» **Exercise requirements**
From the entries below, count the lines with "What". Write only the count.

★ ★ ★ ★

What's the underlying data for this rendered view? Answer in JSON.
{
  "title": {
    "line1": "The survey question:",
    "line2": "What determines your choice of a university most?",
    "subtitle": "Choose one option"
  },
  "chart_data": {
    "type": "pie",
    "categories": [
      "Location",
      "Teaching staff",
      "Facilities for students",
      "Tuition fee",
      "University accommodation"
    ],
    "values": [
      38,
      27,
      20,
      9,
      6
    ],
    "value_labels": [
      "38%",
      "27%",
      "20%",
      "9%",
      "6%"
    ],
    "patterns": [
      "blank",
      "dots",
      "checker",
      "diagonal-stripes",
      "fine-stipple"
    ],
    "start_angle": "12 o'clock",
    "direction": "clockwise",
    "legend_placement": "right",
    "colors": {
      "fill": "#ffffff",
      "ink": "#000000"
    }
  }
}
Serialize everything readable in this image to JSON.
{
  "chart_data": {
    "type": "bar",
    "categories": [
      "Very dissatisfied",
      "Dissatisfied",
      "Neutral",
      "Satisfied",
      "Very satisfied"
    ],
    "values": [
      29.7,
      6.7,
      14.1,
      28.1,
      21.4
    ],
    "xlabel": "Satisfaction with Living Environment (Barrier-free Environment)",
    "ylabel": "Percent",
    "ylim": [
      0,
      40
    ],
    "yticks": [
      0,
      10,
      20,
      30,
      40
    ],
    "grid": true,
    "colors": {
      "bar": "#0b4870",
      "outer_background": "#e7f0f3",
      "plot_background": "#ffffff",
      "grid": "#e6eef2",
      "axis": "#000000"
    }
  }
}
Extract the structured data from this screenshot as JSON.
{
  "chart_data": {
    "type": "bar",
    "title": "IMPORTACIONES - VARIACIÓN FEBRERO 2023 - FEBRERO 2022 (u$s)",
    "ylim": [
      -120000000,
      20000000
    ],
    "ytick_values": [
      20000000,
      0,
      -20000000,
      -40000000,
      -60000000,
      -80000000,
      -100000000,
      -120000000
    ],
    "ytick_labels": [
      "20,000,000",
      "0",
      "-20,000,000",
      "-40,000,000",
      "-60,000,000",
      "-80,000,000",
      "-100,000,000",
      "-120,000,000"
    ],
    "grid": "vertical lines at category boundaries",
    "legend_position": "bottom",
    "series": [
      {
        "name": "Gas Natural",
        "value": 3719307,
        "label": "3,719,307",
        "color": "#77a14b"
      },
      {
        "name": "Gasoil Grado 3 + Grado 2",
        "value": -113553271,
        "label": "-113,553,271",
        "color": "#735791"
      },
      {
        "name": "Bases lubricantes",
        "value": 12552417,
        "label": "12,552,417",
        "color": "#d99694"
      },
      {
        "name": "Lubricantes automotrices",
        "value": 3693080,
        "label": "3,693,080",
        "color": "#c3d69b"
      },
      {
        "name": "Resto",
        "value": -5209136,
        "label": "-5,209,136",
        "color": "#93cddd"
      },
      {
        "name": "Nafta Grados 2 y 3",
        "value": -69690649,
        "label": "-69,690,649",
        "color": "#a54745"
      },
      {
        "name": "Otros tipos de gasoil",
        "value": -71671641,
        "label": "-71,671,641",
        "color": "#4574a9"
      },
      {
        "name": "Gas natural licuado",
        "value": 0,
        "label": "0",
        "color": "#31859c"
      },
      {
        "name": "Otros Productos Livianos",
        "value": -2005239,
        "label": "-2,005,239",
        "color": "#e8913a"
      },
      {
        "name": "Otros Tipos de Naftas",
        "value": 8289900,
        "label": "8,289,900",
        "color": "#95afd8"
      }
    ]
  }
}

★ ★ ★ ★

» **Output for this task**
2